#### Aim:
All of the data must be printed exactly; please include every line.

====== Stored rows

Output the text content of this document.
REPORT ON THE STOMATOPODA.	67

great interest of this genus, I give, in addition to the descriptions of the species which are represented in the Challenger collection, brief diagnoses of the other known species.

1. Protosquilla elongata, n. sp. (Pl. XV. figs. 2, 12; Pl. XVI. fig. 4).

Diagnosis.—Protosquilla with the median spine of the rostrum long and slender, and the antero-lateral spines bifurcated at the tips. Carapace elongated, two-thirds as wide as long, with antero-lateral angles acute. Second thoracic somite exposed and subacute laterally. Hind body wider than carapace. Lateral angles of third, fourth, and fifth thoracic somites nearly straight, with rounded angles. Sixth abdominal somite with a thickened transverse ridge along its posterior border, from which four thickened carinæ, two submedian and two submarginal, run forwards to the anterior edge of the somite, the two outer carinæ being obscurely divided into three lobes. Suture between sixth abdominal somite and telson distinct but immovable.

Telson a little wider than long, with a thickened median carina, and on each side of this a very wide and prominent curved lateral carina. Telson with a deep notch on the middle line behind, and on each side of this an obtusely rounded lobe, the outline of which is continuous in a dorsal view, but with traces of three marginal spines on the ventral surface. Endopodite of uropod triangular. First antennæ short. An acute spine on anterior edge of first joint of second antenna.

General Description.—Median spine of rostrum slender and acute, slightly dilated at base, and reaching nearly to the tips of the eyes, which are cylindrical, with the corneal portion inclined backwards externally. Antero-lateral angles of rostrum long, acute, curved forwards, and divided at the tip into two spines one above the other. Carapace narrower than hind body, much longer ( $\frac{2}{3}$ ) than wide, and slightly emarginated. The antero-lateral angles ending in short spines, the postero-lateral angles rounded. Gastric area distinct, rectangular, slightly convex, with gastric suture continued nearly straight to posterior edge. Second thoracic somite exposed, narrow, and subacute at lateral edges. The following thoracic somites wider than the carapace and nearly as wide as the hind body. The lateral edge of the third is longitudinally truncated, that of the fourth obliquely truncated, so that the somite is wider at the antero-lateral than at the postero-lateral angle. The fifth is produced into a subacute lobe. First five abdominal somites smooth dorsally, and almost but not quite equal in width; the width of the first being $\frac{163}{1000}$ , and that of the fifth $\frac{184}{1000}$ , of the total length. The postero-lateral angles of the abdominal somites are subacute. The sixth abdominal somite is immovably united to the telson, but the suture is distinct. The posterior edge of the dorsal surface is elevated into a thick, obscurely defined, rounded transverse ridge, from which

============

#### Answer to the problem:
Output the text content of this document.
REPORT ON THE STOMATOPODA.	67

great interest of this genus, I give, in addition to the descriptions of the species which are represented in the Challenger collection, brief diagnoses of the other known species.

1. Protosquilla elongata, n. sp. (Pl. XV. figs. 2, 12; Pl. XVI. fig. 4).

Diagnosis.—Protosquilla with the median spine of the rostrum long and slender, and the antero-lateral spines bifurcated at the tips. Carapace elongated, two-thirds as wide as long, with antero-lateral angles acute. Second thoracic somite exposed and subacute laterally. Hind body wider than carapace. Lateral angles of third, fourth, and fifth thoracic somites nearly straight, with rounded angles. Sixth abdominal somite with a thickened transverse ridge along its posterior border, from which four thickened carinæ, two submedian and two submarginal, run forwards to the anterior edge of the somite, the two outer carinæ being obscurely divided into three lobes. Suture between sixth abdominal somite and telson distinct but immovable.

Telson a little wider than long, with a thickened median carina, and on each side of this a very wide and prominent curved lateral carina. Telson with a deep notch on the middle line behind, and on each side of this an obtusely rounded lobe, the outline of which is continuous in a dorsal view, but with traces of three marginal spines on the ventral surface. Endopodite of uropod triangular. First antennæ short. An acute spine on anterior edge of first joint of second antenna.

General Description.—Median spine of rostrum slender and acute, slightly dilated at base, and reaching nearly to the tips of the eyes, which are cylindrical, with the corneal portion inclined backwards externally. Antero-lateral angles of rostrum long, acute, curved forwards, and divided at the tip into two spines one above the other. Carapace narrower than hind body, much longer ( $\frac{2}{3}$ ) than wide, and slightly emarginated. The antero-lateral angles ending in short spines, the postero-lateral angles rounded. Gastric area distinct, rectangular, slightly convex, with gastric suture continued nearly straight to posterior edge. Second thoracic somite exposed, narrow, and subacute at lateral edges. The following thoracic somites wider than the carapace and nearly as wide as the hind body. The lateral edge of the third is longitudinally truncated, that of the fourth obliquely truncated, so that the somite is wider at the antero-lateral than at the postero-lateral angle. The fifth is produced into a subacute lobe. First five abdominal somites smooth dorsally, and almost but not quite equal in width; the width of the first being $\frac{163}{1000}$ , and that of the fifth $\frac{184}{1000}$ , of the total length. The postero-lateral angles of the abdominal somites are subacute. The sixth abdominal somite is immovably united to the telson, but the suture is distinct. The posterior edge of the dorsal surface is elevated into a thick, obscurely defined, rounded transverse ridge, from which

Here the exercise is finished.